The exercise: Return all lines where the word "actionable" can be found.

Given data:
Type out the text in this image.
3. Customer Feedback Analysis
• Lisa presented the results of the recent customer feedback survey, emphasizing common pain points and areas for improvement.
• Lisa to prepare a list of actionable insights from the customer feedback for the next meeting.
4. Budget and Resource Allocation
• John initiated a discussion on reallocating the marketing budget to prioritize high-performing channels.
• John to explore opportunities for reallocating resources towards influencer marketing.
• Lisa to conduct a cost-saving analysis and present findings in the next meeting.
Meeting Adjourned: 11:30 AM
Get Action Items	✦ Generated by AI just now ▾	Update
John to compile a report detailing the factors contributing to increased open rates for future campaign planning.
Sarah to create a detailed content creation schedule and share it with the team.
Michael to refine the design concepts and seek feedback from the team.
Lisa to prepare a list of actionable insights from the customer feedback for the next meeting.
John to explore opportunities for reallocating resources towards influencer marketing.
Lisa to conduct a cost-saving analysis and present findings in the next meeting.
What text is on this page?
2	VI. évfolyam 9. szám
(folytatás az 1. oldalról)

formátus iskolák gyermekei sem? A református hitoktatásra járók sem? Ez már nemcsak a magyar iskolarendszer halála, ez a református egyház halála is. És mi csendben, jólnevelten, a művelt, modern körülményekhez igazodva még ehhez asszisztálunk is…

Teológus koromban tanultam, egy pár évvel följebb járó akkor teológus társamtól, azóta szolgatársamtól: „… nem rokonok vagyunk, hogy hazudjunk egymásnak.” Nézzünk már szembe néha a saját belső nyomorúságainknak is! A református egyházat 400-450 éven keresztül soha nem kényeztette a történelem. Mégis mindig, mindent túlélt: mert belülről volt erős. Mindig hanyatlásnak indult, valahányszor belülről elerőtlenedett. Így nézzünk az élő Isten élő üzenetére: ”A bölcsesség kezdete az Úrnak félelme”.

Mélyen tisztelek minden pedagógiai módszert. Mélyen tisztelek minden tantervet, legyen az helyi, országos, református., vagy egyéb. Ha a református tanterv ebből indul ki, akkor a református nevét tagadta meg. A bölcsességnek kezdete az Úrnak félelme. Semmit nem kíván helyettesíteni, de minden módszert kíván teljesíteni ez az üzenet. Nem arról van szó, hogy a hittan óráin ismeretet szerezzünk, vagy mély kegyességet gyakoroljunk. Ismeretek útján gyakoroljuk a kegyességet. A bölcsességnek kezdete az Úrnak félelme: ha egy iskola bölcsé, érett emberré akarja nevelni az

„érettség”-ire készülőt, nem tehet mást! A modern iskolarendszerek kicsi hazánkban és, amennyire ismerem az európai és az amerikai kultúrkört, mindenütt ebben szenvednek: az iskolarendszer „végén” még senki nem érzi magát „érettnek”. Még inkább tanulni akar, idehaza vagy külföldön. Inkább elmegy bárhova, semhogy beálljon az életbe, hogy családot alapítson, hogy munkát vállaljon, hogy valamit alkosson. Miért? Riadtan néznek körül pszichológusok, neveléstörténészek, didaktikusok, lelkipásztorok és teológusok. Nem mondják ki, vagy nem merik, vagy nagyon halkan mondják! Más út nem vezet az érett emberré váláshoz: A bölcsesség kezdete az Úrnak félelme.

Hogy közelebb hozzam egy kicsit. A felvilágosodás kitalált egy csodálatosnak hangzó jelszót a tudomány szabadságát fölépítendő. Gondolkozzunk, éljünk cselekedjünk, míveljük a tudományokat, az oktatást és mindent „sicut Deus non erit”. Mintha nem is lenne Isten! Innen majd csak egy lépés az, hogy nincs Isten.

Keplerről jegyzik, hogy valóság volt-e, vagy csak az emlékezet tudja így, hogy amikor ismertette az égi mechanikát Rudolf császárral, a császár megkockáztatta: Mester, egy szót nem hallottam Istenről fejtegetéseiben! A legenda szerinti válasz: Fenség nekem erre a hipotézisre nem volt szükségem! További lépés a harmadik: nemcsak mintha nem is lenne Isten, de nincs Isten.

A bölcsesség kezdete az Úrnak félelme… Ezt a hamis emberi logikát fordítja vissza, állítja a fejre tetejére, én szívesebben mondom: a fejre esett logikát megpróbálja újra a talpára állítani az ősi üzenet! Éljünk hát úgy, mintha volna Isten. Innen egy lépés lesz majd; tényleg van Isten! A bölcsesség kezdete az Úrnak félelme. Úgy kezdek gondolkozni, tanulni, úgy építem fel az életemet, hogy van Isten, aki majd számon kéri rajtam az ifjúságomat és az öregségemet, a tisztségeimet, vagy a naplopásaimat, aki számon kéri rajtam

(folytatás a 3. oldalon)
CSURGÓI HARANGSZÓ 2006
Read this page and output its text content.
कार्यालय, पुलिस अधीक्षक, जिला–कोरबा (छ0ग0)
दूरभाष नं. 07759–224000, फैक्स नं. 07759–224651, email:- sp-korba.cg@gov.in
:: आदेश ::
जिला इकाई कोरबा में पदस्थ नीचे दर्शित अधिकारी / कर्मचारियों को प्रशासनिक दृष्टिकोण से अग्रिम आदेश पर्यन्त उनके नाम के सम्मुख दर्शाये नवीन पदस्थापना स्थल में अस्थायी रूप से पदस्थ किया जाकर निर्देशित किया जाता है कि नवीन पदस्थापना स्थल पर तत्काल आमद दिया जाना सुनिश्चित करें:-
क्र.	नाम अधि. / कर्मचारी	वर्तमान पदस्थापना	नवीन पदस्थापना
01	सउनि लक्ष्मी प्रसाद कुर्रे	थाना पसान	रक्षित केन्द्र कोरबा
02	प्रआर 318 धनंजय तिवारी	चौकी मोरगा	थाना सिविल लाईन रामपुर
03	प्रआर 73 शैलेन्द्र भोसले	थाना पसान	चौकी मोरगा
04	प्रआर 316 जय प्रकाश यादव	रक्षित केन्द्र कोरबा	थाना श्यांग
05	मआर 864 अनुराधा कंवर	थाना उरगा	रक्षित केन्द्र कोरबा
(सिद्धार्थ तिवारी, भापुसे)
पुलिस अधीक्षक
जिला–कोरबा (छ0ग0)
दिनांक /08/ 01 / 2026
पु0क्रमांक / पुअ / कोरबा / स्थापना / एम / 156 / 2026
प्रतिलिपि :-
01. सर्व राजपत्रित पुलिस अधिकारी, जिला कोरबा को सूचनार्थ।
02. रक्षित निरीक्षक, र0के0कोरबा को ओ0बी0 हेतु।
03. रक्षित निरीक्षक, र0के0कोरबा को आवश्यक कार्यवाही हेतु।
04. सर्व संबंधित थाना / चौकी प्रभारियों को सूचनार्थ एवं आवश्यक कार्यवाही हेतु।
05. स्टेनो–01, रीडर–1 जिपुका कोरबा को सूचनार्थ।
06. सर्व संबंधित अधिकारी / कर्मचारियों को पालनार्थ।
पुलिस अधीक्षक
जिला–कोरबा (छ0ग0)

Problem solution:
• Lisa to prepare a list of actionable insights from the customer feedback for the next meeting.
Lisa to prepare a list of actionable insights from the customer feedback for the next meeting.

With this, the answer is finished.